Instructions for the task -> Recast everything in the records from the line containing "candle-body (364, 302, 376, 311)" down to the line containing "histogram-bar (995, 644, 1009, 673)" as a JSON list of strings, one string per line, with blank lines left out.

Provided data ->
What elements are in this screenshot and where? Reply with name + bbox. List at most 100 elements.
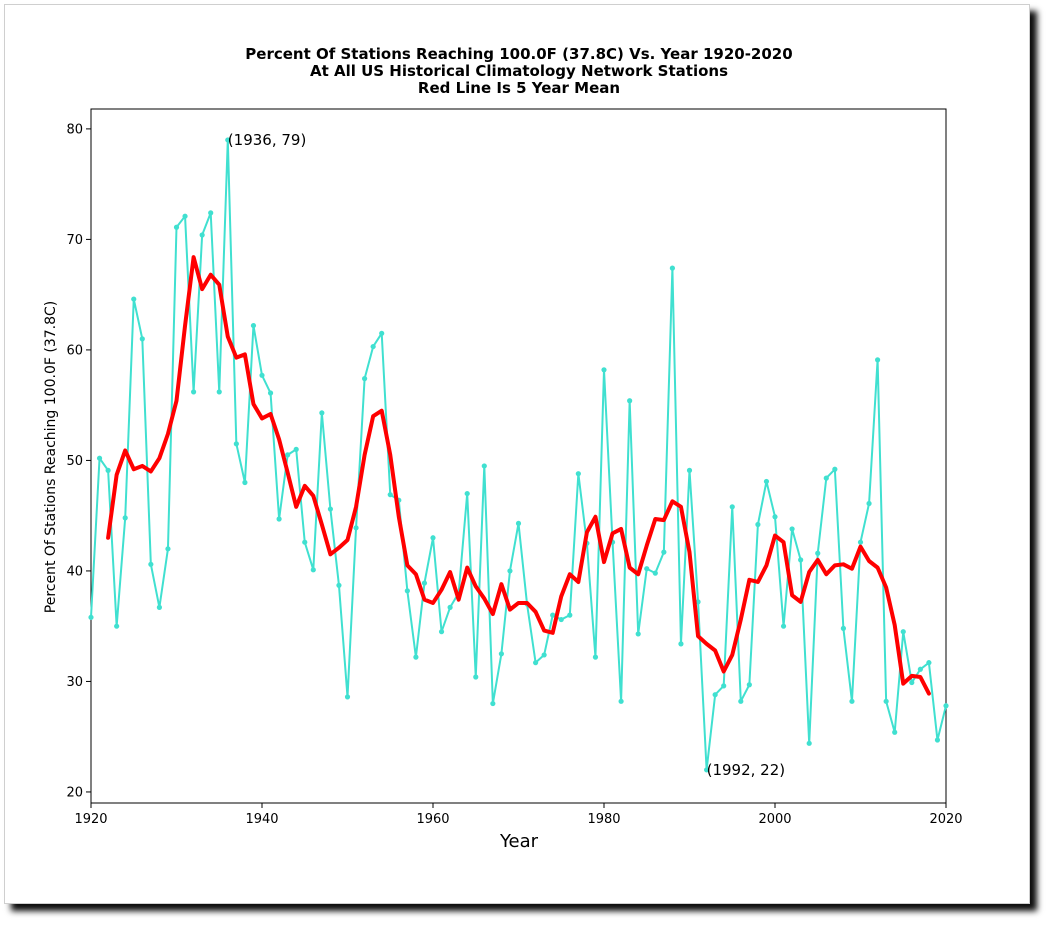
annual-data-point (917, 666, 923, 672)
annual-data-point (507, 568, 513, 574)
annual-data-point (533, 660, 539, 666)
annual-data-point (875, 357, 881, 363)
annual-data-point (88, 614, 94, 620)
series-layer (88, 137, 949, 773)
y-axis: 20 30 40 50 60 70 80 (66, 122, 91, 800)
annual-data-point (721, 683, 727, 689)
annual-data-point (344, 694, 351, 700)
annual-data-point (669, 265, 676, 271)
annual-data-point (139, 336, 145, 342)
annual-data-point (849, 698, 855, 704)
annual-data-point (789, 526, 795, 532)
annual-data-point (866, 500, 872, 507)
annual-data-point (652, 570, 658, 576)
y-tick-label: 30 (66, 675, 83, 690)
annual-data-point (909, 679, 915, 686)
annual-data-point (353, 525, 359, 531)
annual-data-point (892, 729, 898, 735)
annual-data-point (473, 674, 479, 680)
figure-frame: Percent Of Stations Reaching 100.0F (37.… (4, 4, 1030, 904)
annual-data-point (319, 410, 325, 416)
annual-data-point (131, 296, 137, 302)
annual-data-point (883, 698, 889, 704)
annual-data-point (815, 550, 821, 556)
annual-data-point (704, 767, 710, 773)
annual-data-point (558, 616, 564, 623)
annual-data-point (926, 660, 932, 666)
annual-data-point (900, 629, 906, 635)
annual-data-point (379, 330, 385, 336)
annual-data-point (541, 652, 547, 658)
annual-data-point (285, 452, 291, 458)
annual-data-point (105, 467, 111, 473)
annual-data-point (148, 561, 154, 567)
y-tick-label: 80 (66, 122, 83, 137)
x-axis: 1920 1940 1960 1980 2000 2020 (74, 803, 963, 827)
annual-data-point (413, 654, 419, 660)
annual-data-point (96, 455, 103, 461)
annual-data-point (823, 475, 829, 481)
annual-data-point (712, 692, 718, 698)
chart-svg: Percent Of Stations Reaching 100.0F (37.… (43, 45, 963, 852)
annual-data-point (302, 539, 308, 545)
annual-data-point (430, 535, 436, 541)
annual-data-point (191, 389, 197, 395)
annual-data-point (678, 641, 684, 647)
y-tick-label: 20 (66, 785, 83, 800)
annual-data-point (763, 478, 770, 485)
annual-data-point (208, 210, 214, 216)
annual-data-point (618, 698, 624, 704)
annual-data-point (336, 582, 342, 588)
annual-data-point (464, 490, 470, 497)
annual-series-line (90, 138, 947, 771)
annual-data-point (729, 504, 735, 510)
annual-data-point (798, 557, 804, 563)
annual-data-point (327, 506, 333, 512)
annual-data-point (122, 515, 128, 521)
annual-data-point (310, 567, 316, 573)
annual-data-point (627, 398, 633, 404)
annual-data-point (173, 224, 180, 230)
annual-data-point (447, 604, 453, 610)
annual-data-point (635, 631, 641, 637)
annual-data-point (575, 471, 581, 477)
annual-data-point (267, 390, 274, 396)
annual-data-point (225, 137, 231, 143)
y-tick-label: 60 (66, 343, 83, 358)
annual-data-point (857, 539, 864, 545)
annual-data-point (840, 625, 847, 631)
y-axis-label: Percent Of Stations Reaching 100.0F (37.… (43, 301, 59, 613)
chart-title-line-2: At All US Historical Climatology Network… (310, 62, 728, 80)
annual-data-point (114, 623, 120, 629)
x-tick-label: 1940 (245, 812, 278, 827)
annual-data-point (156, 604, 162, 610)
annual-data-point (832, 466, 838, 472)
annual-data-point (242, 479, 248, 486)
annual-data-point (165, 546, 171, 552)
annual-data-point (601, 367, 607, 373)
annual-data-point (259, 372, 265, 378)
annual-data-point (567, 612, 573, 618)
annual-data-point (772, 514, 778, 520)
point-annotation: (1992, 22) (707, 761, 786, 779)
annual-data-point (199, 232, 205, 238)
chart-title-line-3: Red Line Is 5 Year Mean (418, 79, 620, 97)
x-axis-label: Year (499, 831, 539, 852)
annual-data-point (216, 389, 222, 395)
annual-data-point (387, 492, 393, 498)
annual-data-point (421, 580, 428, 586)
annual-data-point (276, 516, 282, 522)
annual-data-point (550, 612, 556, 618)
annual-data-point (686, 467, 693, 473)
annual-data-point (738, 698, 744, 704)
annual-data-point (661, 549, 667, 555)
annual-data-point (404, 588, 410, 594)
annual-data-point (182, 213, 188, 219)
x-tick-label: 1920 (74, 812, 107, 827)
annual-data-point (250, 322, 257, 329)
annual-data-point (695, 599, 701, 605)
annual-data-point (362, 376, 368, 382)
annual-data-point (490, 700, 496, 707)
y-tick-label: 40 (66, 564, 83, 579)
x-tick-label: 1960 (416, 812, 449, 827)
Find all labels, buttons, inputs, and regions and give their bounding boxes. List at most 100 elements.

---

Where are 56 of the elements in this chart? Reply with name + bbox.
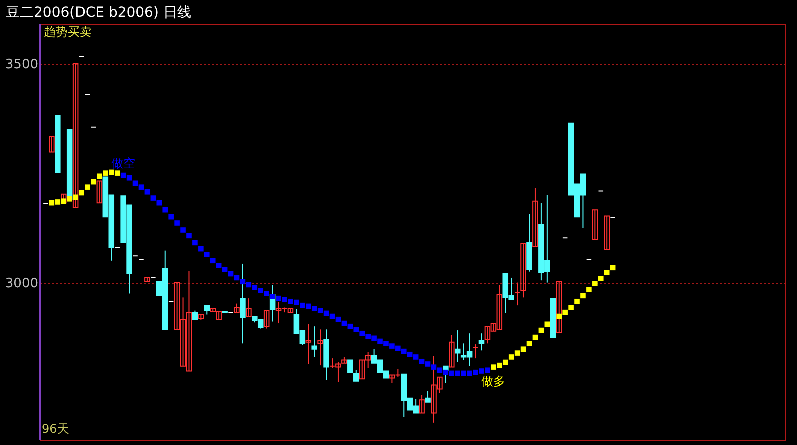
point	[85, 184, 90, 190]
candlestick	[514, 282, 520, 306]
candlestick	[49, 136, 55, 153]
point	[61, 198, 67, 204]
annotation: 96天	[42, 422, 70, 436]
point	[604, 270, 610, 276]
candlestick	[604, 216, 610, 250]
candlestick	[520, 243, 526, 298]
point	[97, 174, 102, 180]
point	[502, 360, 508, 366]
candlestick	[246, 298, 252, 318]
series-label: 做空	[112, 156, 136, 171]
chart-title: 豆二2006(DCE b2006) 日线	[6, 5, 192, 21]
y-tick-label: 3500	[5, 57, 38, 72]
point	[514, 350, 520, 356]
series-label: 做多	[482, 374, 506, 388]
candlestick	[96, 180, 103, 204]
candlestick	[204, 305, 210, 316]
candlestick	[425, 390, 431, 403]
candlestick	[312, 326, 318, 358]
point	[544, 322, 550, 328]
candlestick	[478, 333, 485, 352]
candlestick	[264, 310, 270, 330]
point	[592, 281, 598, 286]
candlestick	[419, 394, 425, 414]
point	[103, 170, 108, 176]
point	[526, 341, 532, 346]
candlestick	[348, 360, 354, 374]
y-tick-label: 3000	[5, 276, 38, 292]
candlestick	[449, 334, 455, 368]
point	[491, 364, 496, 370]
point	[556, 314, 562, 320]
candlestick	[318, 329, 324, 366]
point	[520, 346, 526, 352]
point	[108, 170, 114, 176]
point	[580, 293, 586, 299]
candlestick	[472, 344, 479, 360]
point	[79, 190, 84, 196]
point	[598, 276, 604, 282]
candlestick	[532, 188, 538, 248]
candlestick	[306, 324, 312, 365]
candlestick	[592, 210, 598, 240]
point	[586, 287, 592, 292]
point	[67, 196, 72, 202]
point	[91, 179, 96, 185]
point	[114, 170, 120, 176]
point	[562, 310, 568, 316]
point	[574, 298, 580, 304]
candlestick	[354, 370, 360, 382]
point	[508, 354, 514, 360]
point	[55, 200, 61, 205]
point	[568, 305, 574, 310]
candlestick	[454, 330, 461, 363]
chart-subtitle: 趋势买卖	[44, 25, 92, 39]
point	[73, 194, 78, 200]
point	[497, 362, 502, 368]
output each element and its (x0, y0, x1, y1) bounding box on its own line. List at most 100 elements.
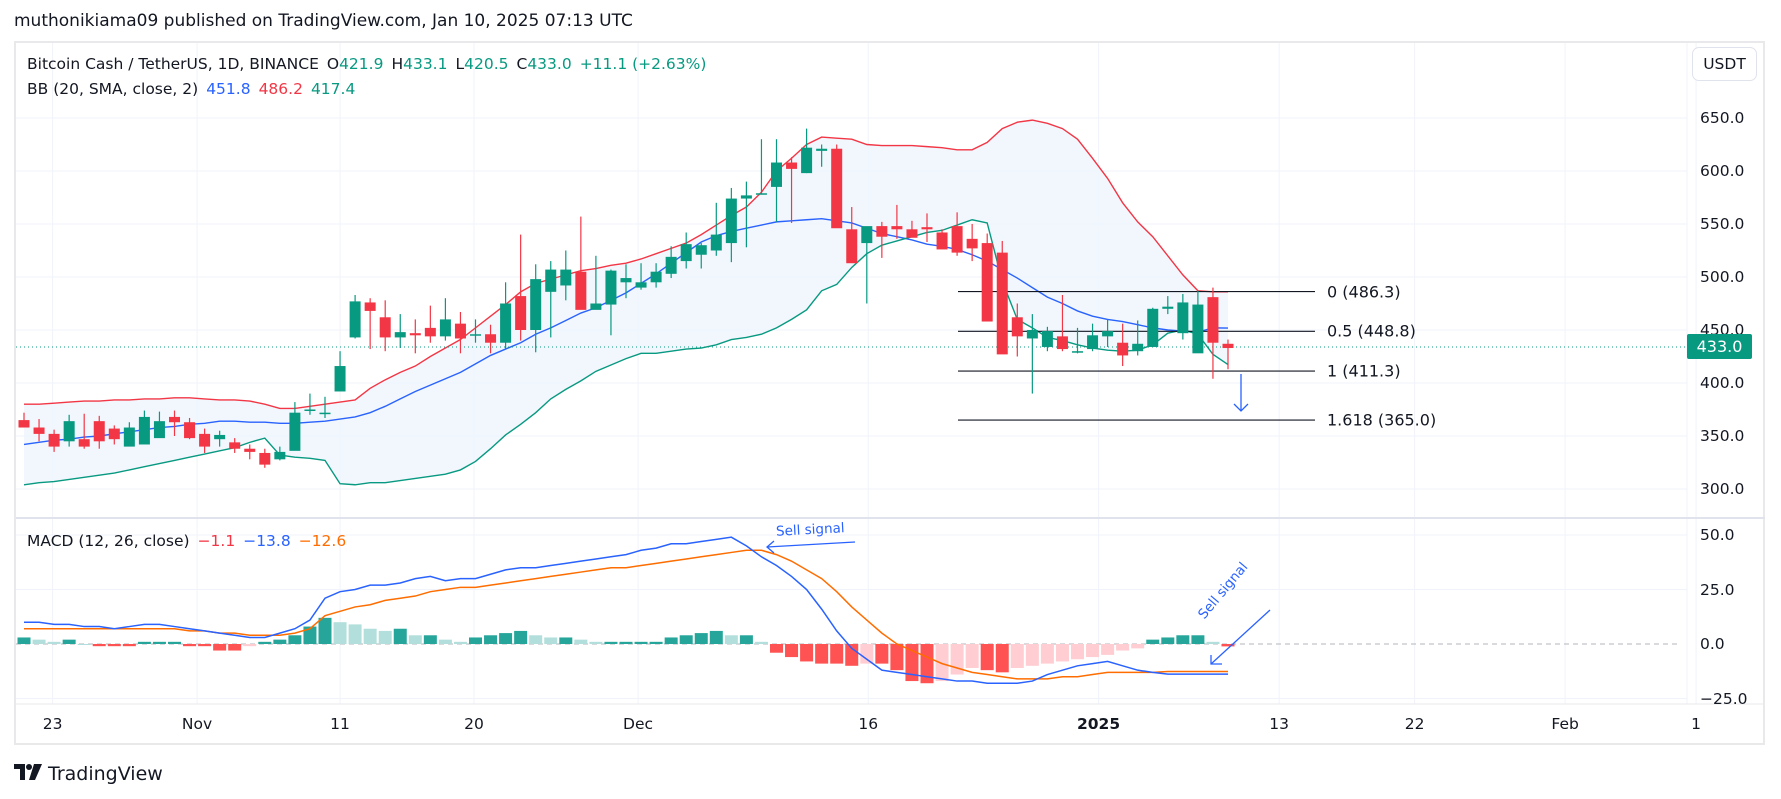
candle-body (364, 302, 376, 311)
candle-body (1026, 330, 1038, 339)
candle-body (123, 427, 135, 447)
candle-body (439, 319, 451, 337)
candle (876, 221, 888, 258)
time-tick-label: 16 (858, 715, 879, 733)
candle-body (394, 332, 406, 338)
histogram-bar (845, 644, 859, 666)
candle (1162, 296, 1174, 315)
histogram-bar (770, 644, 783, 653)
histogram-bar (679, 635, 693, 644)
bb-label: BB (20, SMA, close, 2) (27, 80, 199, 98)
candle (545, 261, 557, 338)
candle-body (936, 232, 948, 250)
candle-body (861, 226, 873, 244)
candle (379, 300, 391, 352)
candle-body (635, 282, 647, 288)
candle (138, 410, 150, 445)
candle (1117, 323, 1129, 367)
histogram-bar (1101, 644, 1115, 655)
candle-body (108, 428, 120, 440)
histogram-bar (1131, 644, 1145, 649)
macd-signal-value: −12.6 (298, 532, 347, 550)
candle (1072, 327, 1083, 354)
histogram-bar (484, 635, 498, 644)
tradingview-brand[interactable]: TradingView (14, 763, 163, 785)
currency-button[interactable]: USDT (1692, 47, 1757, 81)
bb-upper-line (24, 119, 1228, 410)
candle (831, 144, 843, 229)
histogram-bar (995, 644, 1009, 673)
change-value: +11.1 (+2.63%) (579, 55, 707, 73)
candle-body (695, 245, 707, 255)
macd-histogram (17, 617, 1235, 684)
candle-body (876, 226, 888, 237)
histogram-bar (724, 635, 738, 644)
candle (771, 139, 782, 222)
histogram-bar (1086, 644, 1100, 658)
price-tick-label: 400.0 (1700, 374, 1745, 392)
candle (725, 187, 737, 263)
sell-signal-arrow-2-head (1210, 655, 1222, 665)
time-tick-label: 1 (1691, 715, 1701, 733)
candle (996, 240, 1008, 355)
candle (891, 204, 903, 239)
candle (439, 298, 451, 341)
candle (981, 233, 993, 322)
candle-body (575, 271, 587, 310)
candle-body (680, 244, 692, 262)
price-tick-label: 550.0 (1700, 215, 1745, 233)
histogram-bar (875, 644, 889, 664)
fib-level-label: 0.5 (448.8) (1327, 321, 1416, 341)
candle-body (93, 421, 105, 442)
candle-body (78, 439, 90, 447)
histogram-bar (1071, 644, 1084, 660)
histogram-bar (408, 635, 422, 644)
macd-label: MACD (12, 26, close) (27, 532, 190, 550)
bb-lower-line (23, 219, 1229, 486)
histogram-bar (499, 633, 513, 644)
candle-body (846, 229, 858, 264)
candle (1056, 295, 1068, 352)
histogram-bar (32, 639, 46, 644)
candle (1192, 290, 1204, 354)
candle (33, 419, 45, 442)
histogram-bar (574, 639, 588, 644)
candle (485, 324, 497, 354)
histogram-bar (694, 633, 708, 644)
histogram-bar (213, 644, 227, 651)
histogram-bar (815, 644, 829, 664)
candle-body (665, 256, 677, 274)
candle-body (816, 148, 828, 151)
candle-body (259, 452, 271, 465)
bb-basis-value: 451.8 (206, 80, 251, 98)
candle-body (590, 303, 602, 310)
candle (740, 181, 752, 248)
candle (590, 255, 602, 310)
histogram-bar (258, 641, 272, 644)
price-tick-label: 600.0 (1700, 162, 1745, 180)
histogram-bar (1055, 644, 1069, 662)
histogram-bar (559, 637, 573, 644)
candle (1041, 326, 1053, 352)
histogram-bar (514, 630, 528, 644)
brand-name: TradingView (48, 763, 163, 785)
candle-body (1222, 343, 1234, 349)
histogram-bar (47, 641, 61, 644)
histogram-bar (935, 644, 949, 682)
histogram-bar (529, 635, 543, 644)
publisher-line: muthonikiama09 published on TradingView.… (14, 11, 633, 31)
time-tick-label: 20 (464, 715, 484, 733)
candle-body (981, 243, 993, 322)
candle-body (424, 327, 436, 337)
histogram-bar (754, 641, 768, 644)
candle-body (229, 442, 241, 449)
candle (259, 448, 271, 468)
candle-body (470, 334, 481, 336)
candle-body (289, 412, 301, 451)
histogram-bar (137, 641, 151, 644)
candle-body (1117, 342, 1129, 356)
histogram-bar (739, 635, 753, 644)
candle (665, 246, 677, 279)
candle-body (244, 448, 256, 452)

The answer ->
[
  "candle-body (364, 302, 376, 311)",
  "candle-body (1026, 330, 1038, 339)",
  "candle-body (123, 427, 135, 447)",
  "candle-body (439, 319, 451, 337)",
  "candle (876, 221, 888, 258)",
  "time-tick-label: 16 (858, 715, 879, 733)",
  "candle-body (394, 332, 406, 338)",
  "histogram-bar (845, 644, 859, 666)",
  "candle (1162, 296, 1174, 315)",
  "histogram-bar (770, 644, 783, 653)",
  "histogram-bar (679, 635, 693, 644)",
  "bb-label: BB (20, SMA, close, 2) (27, 80, 199, 98)",
  "candle (545, 261, 557, 338)",
  "candle-body (936, 232, 948, 250)",
  "candle-body (861, 226, 873, 244)",
  "candle (379, 300, 391, 352)",
  "candle-body (635, 282, 647, 288)",
  "candle (138, 410, 150, 445)",
  "candle (1117, 323, 1129, 367)",
  "histogram-bar (1101, 644, 1115, 655)",
  "candle-body (108, 428, 120, 440)",
  "histogram-bar (1131, 644, 1145, 649)",
  "macd-signal-value: −12.6 (298, 532, 347, 550)",
  "candle (1072, 327, 1083, 354)",
  "histogram-bar (484, 635, 498, 644)",
  "tradingview-brand[interactable]: TradingView (14, 763, 163, 785)",
  "currency-button[interactable]: USDT (1692, 47, 1757, 81)",
  "bb-upper-line (24, 119, 1228, 410)",
  "candle (831, 144, 843, 229)",
  "histogram-bar (995, 644, 1009, 673)"
]